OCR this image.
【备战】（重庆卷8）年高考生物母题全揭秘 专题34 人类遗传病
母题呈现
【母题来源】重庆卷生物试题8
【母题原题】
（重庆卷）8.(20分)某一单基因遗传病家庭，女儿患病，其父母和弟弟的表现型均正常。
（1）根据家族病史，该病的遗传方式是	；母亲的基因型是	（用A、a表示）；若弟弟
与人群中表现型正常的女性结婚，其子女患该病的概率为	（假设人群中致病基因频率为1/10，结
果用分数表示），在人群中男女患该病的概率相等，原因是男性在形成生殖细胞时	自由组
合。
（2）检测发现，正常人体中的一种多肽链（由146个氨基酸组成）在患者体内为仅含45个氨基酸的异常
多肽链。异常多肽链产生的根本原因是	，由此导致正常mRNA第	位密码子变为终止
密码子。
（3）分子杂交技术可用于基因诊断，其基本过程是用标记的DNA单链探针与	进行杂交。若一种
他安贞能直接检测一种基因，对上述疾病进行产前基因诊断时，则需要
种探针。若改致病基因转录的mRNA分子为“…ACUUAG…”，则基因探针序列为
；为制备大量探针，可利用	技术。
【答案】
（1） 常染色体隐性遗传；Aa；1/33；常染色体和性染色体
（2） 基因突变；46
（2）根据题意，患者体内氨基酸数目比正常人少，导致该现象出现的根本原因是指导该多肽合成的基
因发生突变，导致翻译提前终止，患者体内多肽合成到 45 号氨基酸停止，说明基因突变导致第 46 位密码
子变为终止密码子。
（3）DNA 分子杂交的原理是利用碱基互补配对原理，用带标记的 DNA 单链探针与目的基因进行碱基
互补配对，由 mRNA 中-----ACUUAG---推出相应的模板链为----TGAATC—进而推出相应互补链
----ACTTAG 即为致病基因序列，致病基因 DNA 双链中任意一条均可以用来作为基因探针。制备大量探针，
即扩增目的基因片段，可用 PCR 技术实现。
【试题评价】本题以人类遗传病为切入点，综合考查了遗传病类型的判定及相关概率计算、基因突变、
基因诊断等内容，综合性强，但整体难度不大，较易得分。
---*---
■ **ASSIGNED TASK**: Pick out every line above that contains the word "ACUUAG" and copy it.

■ **TASK OUTPUT**:
种探针。若改致病基因转录的mRNA分子为“…ACUUAG…”，则基因探针序列为
互补配对，由 mRNA 中-----ACUUAG---推出相应的模板链为----TGAATC—进而推出相应互补链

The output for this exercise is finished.